● LISTED ENTRIES
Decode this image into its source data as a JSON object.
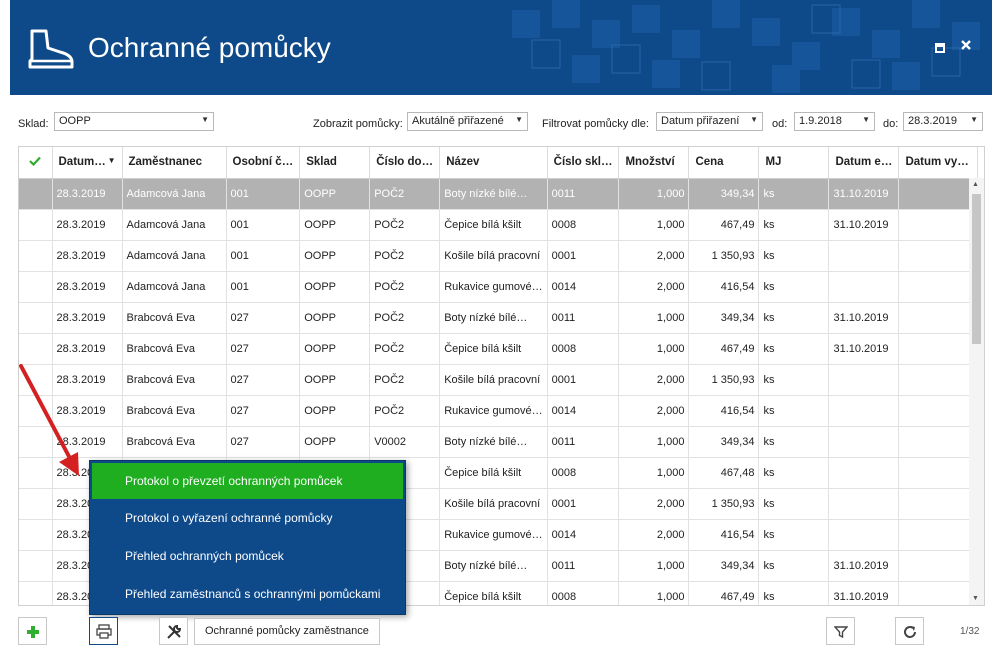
{
  "header": {
    "title": "Ochranné pomůcky",
    "maximize_icon": "maximize-icon",
    "close_icon": "close-icon"
  },
  "filters": {
    "sklad_label": "Sklad:",
    "sklad_value": "OOPP",
    "zobrazit_label": "Zobrazit pomůcky:",
    "zobrazit_value": "Akutálně přiřazené",
    "filtrovat_label": "Filtrovat pomůcky dle:",
    "filtrovat_value": "Datum přiřazení",
    "od_label": "od:",
    "od_value": "1.9.2018",
    "do_label": "do:",
    "do_value": "28.3.2019"
  },
  "grid": {
    "columns": [
      "Datum…",
      "Zaměstnanec",
      "Osobní č…",
      "Sklad",
      "Číslo do…",
      "Název",
      "Číslo skl…",
      "Množství",
      "Cena",
      "MJ",
      "Datum e…",
      "Datum vy…"
    ],
    "rows": [
      [
        "28.3.2019",
        "Adamcová Jana",
        "001",
        "OOPP",
        "POČ2",
        "Boty nízké bílé…",
        "0011",
        "1,000",
        "349,34",
        "ks",
        "31.10.2019",
        ""
      ],
      [
        "28.3.2019",
        "Adamcová Jana",
        "001",
        "OOPP",
        "POČ2",
        "Čepice bílá kšilt",
        "0008",
        "1,000",
        "467,49",
        "ks",
        "31.10.2019",
        ""
      ],
      [
        "28.3.2019",
        "Adamcová Jana",
        "001",
        "OOPP",
        "POČ2",
        "Košile bílá pracovní",
        "0001",
        "2,000",
        "1 350,93",
        "ks",
        "",
        ""
      ],
      [
        "28.3.2019",
        "Adamcová Jana",
        "001",
        "OOPP",
        "POČ2",
        "Rukavice gumové…",
        "0014",
        "2,000",
        "416,54",
        "ks",
        "",
        ""
      ],
      [
        "28.3.2019",
        "Brabcová Eva",
        "027",
        "OOPP",
        "POČ2",
        "Boty nízké bílé…",
        "0011",
        "1,000",
        "349,34",
        "ks",
        "31.10.2019",
        ""
      ],
      [
        "28.3.2019",
        "Brabcová Eva",
        "027",
        "OOPP",
        "POČ2",
        "Čepice bílá kšilt",
        "0008",
        "1,000",
        "467,49",
        "ks",
        "31.10.2019",
        ""
      ],
      [
        "28.3.2019",
        "Brabcová Eva",
        "027",
        "OOPP",
        "POČ2",
        "Košile bílá pracovní",
        "0001",
        "2,000",
        "1 350,93",
        "ks",
        "",
        ""
      ],
      [
        "28.3.2019",
        "Brabcová Eva",
        "027",
        "OOPP",
        "POČ2",
        "Rukavice gumové…",
        "0014",
        "2,000",
        "416,54",
        "ks",
        "",
        ""
      ],
      [
        "28.3.2019",
        "Brabcová Eva",
        "027",
        "OOPP",
        "V0002",
        "Boty nízké bílé…",
        "0011",
        "1,000",
        "349,34",
        "ks",
        "",
        ""
      ],
      [
        "28.3.20",
        "",
        "",
        "",
        "",
        "Čepice bílá kšilt",
        "0008",
        "1,000",
        "467,48",
        "ks",
        "",
        ""
      ],
      [
        "28.3.20",
        "",
        "",
        "",
        "",
        "Košile bílá pracovní",
        "0001",
        "2,000",
        "1 350,93",
        "ks",
        "",
        ""
      ],
      [
        "28.3.20",
        "",
        "",
        "",
        "",
        "Rukavice gumové…",
        "0014",
        "2,000",
        "416,54",
        "ks",
        "",
        ""
      ],
      [
        "28.3.20",
        "",
        "",
        "",
        "",
        "Boty nízké bílé…",
        "0011",
        "1,000",
        "349,34",
        "ks",
        "31.10.2019",
        ""
      ],
      [
        "28.3.20",
        "",
        "",
        "",
        "",
        "Čepice bílá kšilt",
        "0008",
        "1,000",
        "467,49",
        "ks",
        "31.10.2019",
        ""
      ]
    ]
  },
  "menu": {
    "items": [
      "Protokol o převzetí ochranných pomůcek",
      "Protokol o vyřazení ochranné pomůcky",
      "Přehled ochranných pomůcek",
      "Přehled zaměstnanců s ochrannými pomůckami"
    ]
  },
  "toolbar": {
    "employee_button": "Ochranné pomůcky zaměstnance",
    "pager": "1/32"
  },
  "colors": {
    "header_bg": "#0e4a8a",
    "menu_active": "#1fae1f",
    "selected_row": "#b2b2b2",
    "add_icon": "#2fae2f",
    "arrow": "#d42020"
  }
}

● DIRECTIVE
Read the entries above, then pull out the lines that include "pomůcky".

● OUTPUT BELOW
    "title": "Ochranné pomůcky",
    "zobrazit_label": "Zobrazit pomůcky:",
    "filtrovat_label": "Filtrovat pomůcky dle:",
      "Protokol o vyřazení ochranné pomůcky",
    "employee_button": "Ochranné pomůcky zaměstnance",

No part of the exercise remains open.